- AIM OF THE EXERCISE: Beginning with the line where "Output the text content of this document." appears, repeat every remaining line of the entries exactly, the last line included.

- DATA ROWS:
□ □ □ □ □

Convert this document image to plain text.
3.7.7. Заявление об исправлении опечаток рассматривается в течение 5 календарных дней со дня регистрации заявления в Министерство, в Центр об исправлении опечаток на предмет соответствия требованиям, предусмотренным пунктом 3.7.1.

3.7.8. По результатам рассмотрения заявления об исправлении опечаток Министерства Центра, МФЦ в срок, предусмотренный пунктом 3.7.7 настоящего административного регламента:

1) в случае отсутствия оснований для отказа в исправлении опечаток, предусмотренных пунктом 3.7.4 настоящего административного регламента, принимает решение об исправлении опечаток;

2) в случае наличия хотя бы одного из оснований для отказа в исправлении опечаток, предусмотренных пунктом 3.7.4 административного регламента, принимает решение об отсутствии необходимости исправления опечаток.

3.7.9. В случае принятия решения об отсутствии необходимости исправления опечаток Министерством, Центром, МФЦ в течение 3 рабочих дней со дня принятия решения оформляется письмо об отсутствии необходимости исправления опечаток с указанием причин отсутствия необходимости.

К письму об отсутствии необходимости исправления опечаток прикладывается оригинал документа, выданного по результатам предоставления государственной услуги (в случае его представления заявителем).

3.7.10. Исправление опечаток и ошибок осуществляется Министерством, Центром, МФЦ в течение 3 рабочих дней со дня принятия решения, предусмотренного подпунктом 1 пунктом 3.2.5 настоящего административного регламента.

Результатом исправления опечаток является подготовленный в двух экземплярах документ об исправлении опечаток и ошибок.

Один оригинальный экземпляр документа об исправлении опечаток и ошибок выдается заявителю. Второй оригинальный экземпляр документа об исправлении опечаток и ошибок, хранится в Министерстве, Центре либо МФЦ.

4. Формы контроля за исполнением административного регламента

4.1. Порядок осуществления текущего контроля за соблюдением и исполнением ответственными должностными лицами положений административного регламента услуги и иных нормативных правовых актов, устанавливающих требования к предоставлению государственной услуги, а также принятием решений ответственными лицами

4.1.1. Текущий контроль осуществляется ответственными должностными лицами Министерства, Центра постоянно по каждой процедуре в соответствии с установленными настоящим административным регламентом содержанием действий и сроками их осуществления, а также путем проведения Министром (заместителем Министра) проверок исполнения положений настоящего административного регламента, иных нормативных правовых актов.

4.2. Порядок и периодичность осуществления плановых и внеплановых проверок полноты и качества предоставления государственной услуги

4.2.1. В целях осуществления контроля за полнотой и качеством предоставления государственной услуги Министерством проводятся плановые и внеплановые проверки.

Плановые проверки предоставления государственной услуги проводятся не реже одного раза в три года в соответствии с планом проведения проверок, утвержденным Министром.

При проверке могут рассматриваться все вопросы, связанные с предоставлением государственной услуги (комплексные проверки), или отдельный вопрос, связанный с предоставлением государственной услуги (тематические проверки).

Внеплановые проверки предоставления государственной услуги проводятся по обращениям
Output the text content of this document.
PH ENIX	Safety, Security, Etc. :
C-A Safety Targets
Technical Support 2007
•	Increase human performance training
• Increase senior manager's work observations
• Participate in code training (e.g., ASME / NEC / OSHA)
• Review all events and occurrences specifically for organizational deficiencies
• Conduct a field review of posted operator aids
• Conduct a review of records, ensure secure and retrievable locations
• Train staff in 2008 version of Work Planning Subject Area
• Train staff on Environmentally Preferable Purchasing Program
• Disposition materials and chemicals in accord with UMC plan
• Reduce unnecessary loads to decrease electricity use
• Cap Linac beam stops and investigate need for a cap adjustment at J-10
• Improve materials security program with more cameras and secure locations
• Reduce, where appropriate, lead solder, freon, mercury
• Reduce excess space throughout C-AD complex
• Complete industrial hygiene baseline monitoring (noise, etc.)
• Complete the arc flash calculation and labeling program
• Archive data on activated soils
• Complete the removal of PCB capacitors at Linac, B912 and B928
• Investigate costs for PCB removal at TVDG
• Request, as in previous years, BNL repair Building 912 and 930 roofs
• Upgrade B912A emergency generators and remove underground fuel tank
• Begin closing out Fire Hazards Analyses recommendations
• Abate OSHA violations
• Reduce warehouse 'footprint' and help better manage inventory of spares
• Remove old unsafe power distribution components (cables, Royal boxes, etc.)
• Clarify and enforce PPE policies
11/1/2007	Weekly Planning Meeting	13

□ □ □ □ □

- RESULT FOR THIS EXERCISE:
Output the text content of this document.
PH ENIX	Safety, Security, Etc. :
C-A Safety Targets
Technical Support 2007
•	Increase human performance training
• Increase senior manager's work observations
• Participate in code training (e.g., ASME / NEC / OSHA)
• Review all events and occurrences specifically for organizational deficiencies
• Conduct a field review of posted operator aids
• Conduct a review of records, ensure secure and retrievable locations
• Train staff in 2008 version of Work Planning Subject Area
• Train staff on Environmentally Preferable Purchasing Program
• Disposition materials and chemicals in accord with UMC plan
• Reduce unnecessary loads to decrease electricity use
• Cap Linac beam stops and investigate need for a cap adjustment at J-10
• Improve materials security program with more cameras and secure locations
• Reduce, where appropriate, lead solder, freon, mercury
• Reduce excess space throughout C-AD complex
• Complete industrial hygiene baseline monitoring (noise, etc.)
• Complete the arc flash calculation and labeling program
• Archive data on activated soils
• Complete the removal of PCB capacitors at Linac, B912 and B928
• Investigate costs for PCB removal at TVDG
• Request, as in previous years, BNL repair Building 912 and 930 roofs
• Upgrade B912A emergency generators and remove underground fuel tank
• Begin closing out Fire Hazards Analyses recommendations
• Abate OSHA violations
• Reduce warehouse 'footprint' and help better manage inventory of spares
• Remove old unsafe power distribution components (cables, Royal boxes, etc.)
• Clarify and enforce PPE policies
11/1/2007	Weekly Planning Meeting	13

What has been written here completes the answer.